++++ Record set ++++

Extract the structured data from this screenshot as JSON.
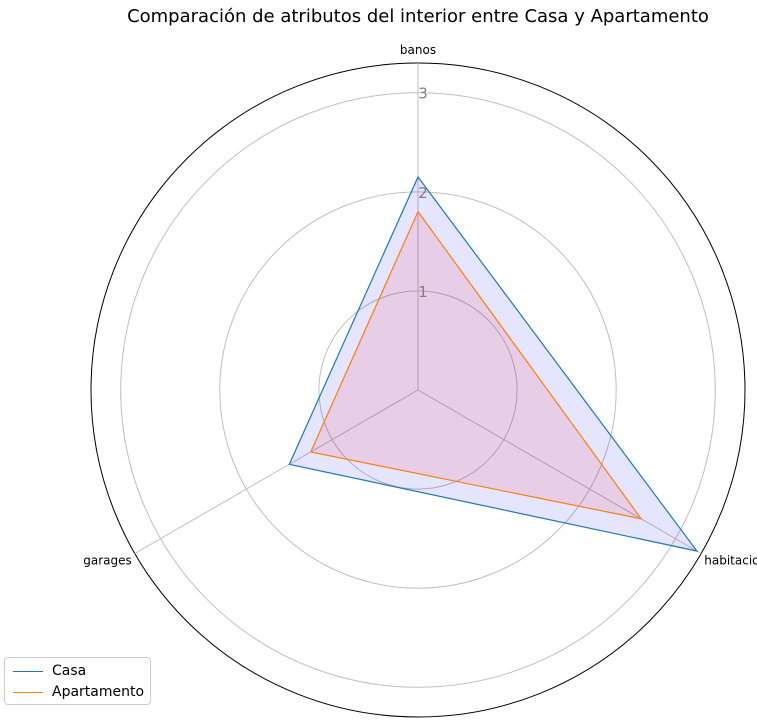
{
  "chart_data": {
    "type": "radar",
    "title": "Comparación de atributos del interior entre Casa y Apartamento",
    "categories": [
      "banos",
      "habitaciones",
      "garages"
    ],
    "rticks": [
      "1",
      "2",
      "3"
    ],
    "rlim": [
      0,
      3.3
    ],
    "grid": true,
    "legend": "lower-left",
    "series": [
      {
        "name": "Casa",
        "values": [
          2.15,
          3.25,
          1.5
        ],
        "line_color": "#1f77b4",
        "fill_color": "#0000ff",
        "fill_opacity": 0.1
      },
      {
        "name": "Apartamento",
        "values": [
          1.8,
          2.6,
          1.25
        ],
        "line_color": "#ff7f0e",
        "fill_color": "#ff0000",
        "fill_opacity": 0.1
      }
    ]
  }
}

++++

What is asked >> Using the records above, output their complete text exactly, minus any images.

Answer to this exercise >>
Extract the structured data from this screenshot as JSON.
{
  "chart_data": {
    "type": "radar",
    "title": "Comparación de atributos del interior entre Casa y Apartamento",
    "categories": [
      "banos",
      "habitaciones",
      "garages"
    ],
    "rticks": [
      "1",
      "2",
      "3"
    ],
    "rlim": [
      0,
      3.3
    ],
    "grid": true,
    "legend": "lower-left",
    "series": [
      {
        "name": "Casa",
        "values": [
          2.15,
          3.25,
          1.5
        ],
        "line_color": "#1f77b4",
        "fill_color": "#0000ff",
        "fill_opacity": 0.1
      },
      {
        "name": "Apartamento",
        "values": [
          1.8,
          2.6,
          1.25
        ],
        "line_color": "#ff7f0e",
        "fill_color": "#ff0000",
        "fill_opacity": 0.1
      }
    ]
  }
}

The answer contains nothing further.